Source records
========================
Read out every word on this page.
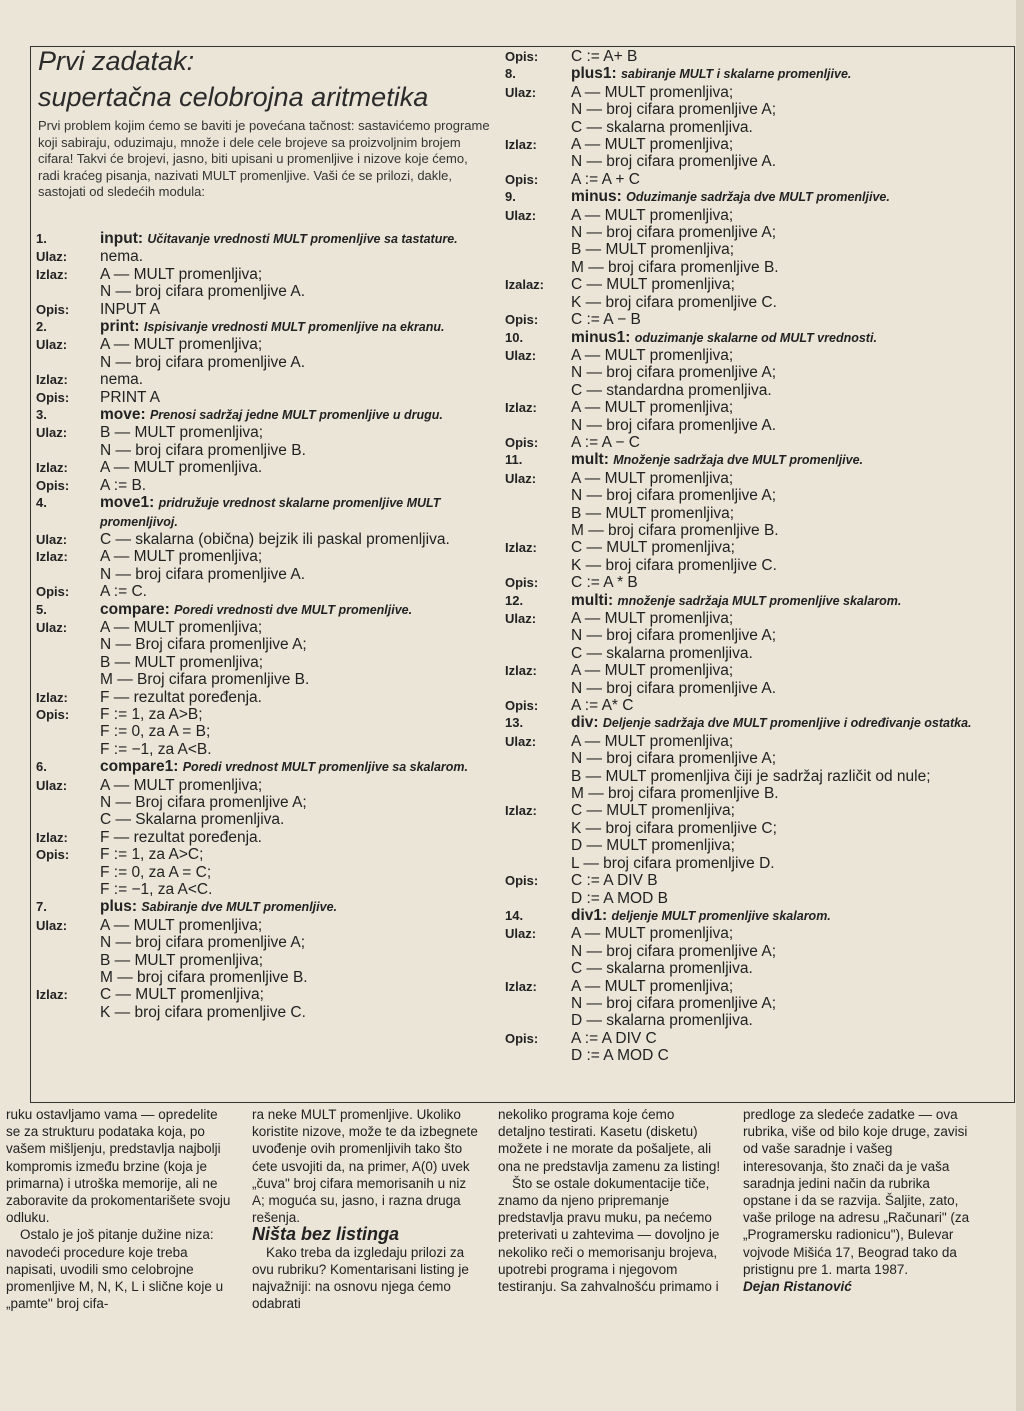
Prvi zadatak:
supertačna celobrojna aritmetika
Prvi problem kojim ćemo se baviti je povećana tačnost: sastavićemo programe koji sabiraju, oduzimaju, množe i dele cele brojeve sa proizvoljnim brojem cifara! Takvi će brojevi, jasno, biti upisani u promenljive i nizove koje ćemo, radi kraćeg pisanja, nazivati MULT promenljive. Vaši će se prilozi, dakle, sastojati od sledećih modula:
1.	input: Učitavanje vrednosti MULT promenljive sa tastature.
Ulaz:	nema.
Izlaz:	A — MULT promenljiva;
N — broj cifara promenljive A.
Opis:	INPUT A
2.	print: Ispisivanje vrednosti MULT promenljive na ekranu.
Ulaz:	A — MULT promenljiva;
N — broj cifara promenljive A.
Izlaz:	nema.
Opis:	PRINT A
3.	move: Prenosi sadržaj jedne MULT promenljive u drugu.
Ulaz:	B — MULT promenljiva;
N — broj cifara promenljive B.
Izlaz:	A — MULT promenljiva.
Opis:	A := B.
4.	move1: pridružuje vrednost skalarne promenljive MULT promenljivoj.
Ulaz:	C — skalarna (obična) bejzik ili paskal promenljiva.
Izlaz:	A — MULT promenljiva;
N — broj cifara promenljive A.
Opis:	A := C.
5.	compare: Poredi vrednosti dve MULT promenljive.
Ulaz:	A — MULT promenljiva;
N — Broj cifara promenljive A;
B — MULT promenljiva;
M — Broj cifara promenljive B.
Izlaz:	F — rezultat poređenja.
Opis:	F := 1, za A>B;
F := 0, za A = B;
F := −1, za A<B.
6.	compare1: Poredi vrednost MULT promenljive sa skalarom.
Ulaz:	A — MULT promenljiva;
N — Broj cifara promenljive A;
C — Skalarna promenljiva.
Izlaz:	F — rezultat poređenja.
Opis:	F := 1, za A>C;
F := 0, za A = C;
F := −1, za A<C.
7.	plus: Sabiranje dve MULT promenljive.
Ulaz:	A — MULT promenljiva;
N — broj cifara promenljive A;
B — MULT promenljiva;
M — broj cifara promenljive B.
Izlaz:	C — MULT promenljiva;
K — broj cifara promenljive C.
Opis:	C := A+ B
8.	plus1: sabiranje MULT i skalarne promenljive.
Ulaz:	A — MULT promenljiva;
N — broj cifara promenljive A;
C — skalarna promenljiva.
Izlaz:	A — MULT promenljiva;
N — broj cifara promenljive A.
Opis:	A := A + C
9.	minus: Oduzimanje sadržaja dve MULT promenljive.
Ulaz:	A — MULT promenljiva;
N — broj cifara promenljive A;
B — MULT promenljiva;
M — broj cifara promenljive B.
Izalaz:	C — MULT promenljiva;
K — broj cifara promenljive C.
Opis:	C := A − B
10.	minus1: oduzimanje skalarne od MULT vrednosti.
Ulaz:	A — MULT promenljiva;
N — broj cifara promenljive A;
C — standardna promenljiva.
Izlaz:	A — MULT promenljiva;
N — broj cifara promenljive A.
Opis:	A := A − C
11.	mult: Množenje sadržaja dve MULT promenljive.
Ulaz:	A — MULT promenljiva;
N — broj cifara promenljive A;
B — MULT promenljiva;
M — broj cifara promenljive B.
Izlaz:	C — MULT promenljiva;
K — broj cifara promenljive C.
Opis:	C := A * B
12.	multi: množenje sadržaja MULT promenljive skalarom.
Ulaz:	A — MULT promenljiva;
N — broj cifara promenljive A;
C — skalarna promenljiva.
Izlaz:	A — MULT promenljiva;
N — broj cifara promenljive A.
Opis:	A := A* C
13.	div: Deljenje sadržaja dve MULT promenljive i određivanje ostatka.
Ulaz:	A — MULT promenljiva;
N — broj cifara promenljive A;
B — MULT promenljiva čiji je sadržaj različit od nule;
M — broj cifara promenljive B.
Izlaz:	C — MULT promenljiva;
K — broj cifara promenljive C;
D — MULT promenljiva;
L — broj cifara promenljive D.
Opis:	C := A DIV B
D := A MOD B
14.	div1: deljenje MULT promenljive skalarom.
Ulaz:	A — MULT promenljiva;
N — broj cifara promenljive A;
C — skalarna promenljiva.
Izlaz:	A — MULT promenljiva;
N — broj cifara promenljive A;
D — skalarna promenljiva.
Opis:	A := A DIV C
D := A MOD C

ruku ostavljamo vama — opredelite se za strukturu podataka koja, po vašem mišljenju, predstavlja najbolji kompromis između brzine (koja je primarna) i utroška memorije, ali ne zaboravite da prokomentarišete svoju odluku.

Ostalo je još pitanje dužine niza: navodeći procedure koje treba napisati, uvodili smo celobrojne promenljive M, N, K, L i slične koje u „pamte" broj cifa-

ra neke MULT promenljive. Ukoliko koristite nizove, može te da izbegnete uvođenje ovih promenljivih tako što ćete usvojiti da, na primer, A(0) uvek „čuva" broj cifara memorisanih u niz A; moguća su, jasno, i razna druga rešenja.

Ništa bez listinga

Kako treba da izgledaju prilozi za ovu rubriku? Komentarisani listing je najvažniji: na osnovu njega ćemo odabrati

nekoliko programa koje ćemo detaljno testirati. Kasetu (disketu) možete i ne morate da pošaljete, ali ona ne predstavlja zamenu za listing!

Što se ostale dokumentacije tiče, znamo da njeno pripremanje predstavlja pravu muku, pa nećemo preterivati u zahtevima — dovoljno je nekoliko reči o memorisanju brojeva, upotrebi programa i njegovom testiranju. Sa zahvalnošću primamo i

predloge za sledeće zadatke — ova rubrika, više od bilo koje druge, zavisi od vaše saradnje i vašeg interesovanja, što znači da je vaša saradnja jedini način da rubrika opstane i da se razvija. Šaljite, zato, vaše priloge na adresu „Računari" (za „Programersku radionicu"), Bulevar vojvode Mišića 17, Beograd tako da pristignu pre 1. marta 1987.

Dejan Ristanović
========================
EXERCISE DETAILS
Give every record again exactly, apart from the pictures, which stay out.

EXERCISE ANSWER
Read out every word on this page.
Prvi zadatak:
supertačna celobrojna aritmetika
Prvi problem kojim ćemo se baviti je povećana tačnost: sastavićemo programe koji sabiraju, oduzimaju, množe i dele cele brojeve sa proizvoljnim brojem cifara! Takvi će brojevi, jasno, biti upisani u promenljive i nizove koje ćemo, radi kraćeg pisanja, nazivati MULT promenljive. Vaši će se prilozi, dakle, sastojati od sledećih modula:
1.	input: Učitavanje vrednosti MULT promenljive sa tastature.
Ulaz:	nema.
Izlaz:	A — MULT promenljiva;
N — broj cifara promenljive A.
Opis:	INPUT A
2.	print: Ispisivanje vrednosti MULT promenljive na ekranu.
Ulaz:	A — MULT promenljiva;
N — broj cifara promenljive A.
Izlaz:	nema.
Opis:	PRINT A
3.	move: Prenosi sadržaj jedne MULT promenljive u drugu.
Ulaz:	B — MULT promenljiva;
N — broj cifara promenljive B.
Izlaz:	A — MULT promenljiva.
Opis:	A := B.
4.	move1: pridružuje vrednost skalarne promenljive MULT promenljivoj.
Ulaz:	C — skalarna (obična) bejzik ili paskal promenljiva.
Izlaz:	A — MULT promenljiva;
N — broj cifara promenljive A.
Opis:	A := C.
5.	compare: Poredi vrednosti dve MULT promenljive.
Ulaz:	A — MULT promenljiva;
N — Broj cifara promenljive A;
B — MULT promenljiva;
M — Broj cifara promenljive B.
Izlaz:	F — rezultat poređenja.
Opis:	F := 1, za A>B;
F := 0, za A = B;
F := −1, za A<B.
6.	compare1: Poredi vrednost MULT promenljive sa skalarom.
Ulaz:	A — MULT promenljiva;
N — Broj cifara promenljive A;
C — Skalarna promenljiva.
Izlaz:	F — rezultat poređenja.
Opis:	F := 1, za A>C;
F := 0, za A = C;
F := −1, za A<C.
7.	plus: Sabiranje dve MULT promenljive.
Ulaz:	A — MULT promenljiva;
N — broj cifara promenljive A;
B — MULT promenljiva;
M — broj cifara promenljive B.
Izlaz:	C — MULT promenljiva;
K — broj cifara promenljive C.
Opis:	C := A+ B
8.	plus1: sabiranje MULT i skalarne promenljive.
Ulaz:	A — MULT promenljiva;
N — broj cifara promenljive A;
C — skalarna promenljiva.
Izlaz:	A — MULT promenljiva;
N — broj cifara promenljive A.
Opis:	A := A + C
9.	minus: Oduzimanje sadržaja dve MULT promenljive.
Ulaz:	A — MULT promenljiva;
N — broj cifara promenljive A;
B — MULT promenljiva;
M — broj cifara promenljive B.
Izalaz:	C — MULT promenljiva;
K — broj cifara promenljive C.
Opis:	C := A − B
10.	minus1: oduzimanje skalarne od MULT vrednosti.
Ulaz:	A — MULT promenljiva;
N — broj cifara promenljive A;
C — standardna promenljiva.
Izlaz:	A — MULT promenljiva;
N — broj cifara promenljive A.
Opis:	A := A − C
11.	mult: Množenje sadržaja dve MULT promenljive.
Ulaz:	A — MULT promenljiva;
N — broj cifara promenljive A;
B — MULT promenljiva;
M — broj cifara promenljive B.
Izlaz:	C — MULT promenljiva;
K — broj cifara promenljive C.
Opis:	C := A * B
12.	multi: množenje sadržaja MULT promenljive skalarom.
Ulaz:	A — MULT promenljiva;
N — broj cifara promenljive A;
C — skalarna promenljiva.
Izlaz:	A — MULT promenljiva;
N — broj cifara promenljive A.
Opis:	A := A* C
13.	div: Deljenje sadržaja dve MULT promenljive i određivanje ostatka.
Ulaz:	A — MULT promenljiva;
N — broj cifara promenljive A;
B — MULT promenljiva čiji je sadržaj različit od nule;
M — broj cifara promenljive B.
Izlaz:	C — MULT promenljiva;
K — broj cifara promenljive C;
D — MULT promenljiva;
L — broj cifara promenljive D.
Opis:	C := A DIV B
D := A MOD B
14.	div1: deljenje MULT promenljive skalarom.
Ulaz:	A — MULT promenljiva;
N — broj cifara promenljive A;
C — skalarna promenljiva.
Izlaz:	A — MULT promenljiva;
N — broj cifara promenljive A;
D — skalarna promenljiva.
Opis:	A := A DIV C
D := A MOD C

ruku ostavljamo vama — opredelite se za strukturu podataka koja, po vašem mišljenju, predstavlja najbolji kompromis između brzine (koja je primarna) i utroška memorije, ali ne zaboravite da prokomentarišete svoju odluku.

Ostalo je još pitanje dužine niza: navodeći procedure koje treba napisati, uvodili smo celobrojne promenljive M, N, K, L i slične koje u „pamte" broj cifa-

ra neke MULT promenljive. Ukoliko koristite nizove, može te da izbegnete uvođenje ovih promenljivih tako što ćete usvojiti da, na primer, A(0) uvek „čuva" broj cifara memorisanih u niz A; moguća su, jasno, i razna druga rešenja.

Ništa bez listinga

Kako treba da izgledaju prilozi za ovu rubriku? Komentarisani listing je najvažniji: na osnovu njega ćemo odabrati

nekoliko programa koje ćemo detaljno testirati. Kasetu (disketu) možete i ne morate da pošaljete, ali ona ne predstavlja zamenu za listing!

Što se ostale dokumentacije tiče, znamo da njeno pripremanje predstavlja pravu muku, pa nećemo preterivati u zahtevima — dovoljno je nekoliko reči o memorisanju brojeva, upotrebi programa i njegovom testiranju. Sa zahvalnošću primamo i

predloge za sledeće zadatke — ova rubrika, više od bilo koje druge, zavisi od vaše saradnje i vašeg interesovanja, što znači da je vaša saradnja jedini način da rubrika opstane i da se razvija. Šaljite, zato, vaše priloge na adresu „Računari" (za „Programersku radionicu"), Bulevar vojvode Mišića 17, Beograd tako da pristignu pre 1. marta 1987.

Dejan Ristanović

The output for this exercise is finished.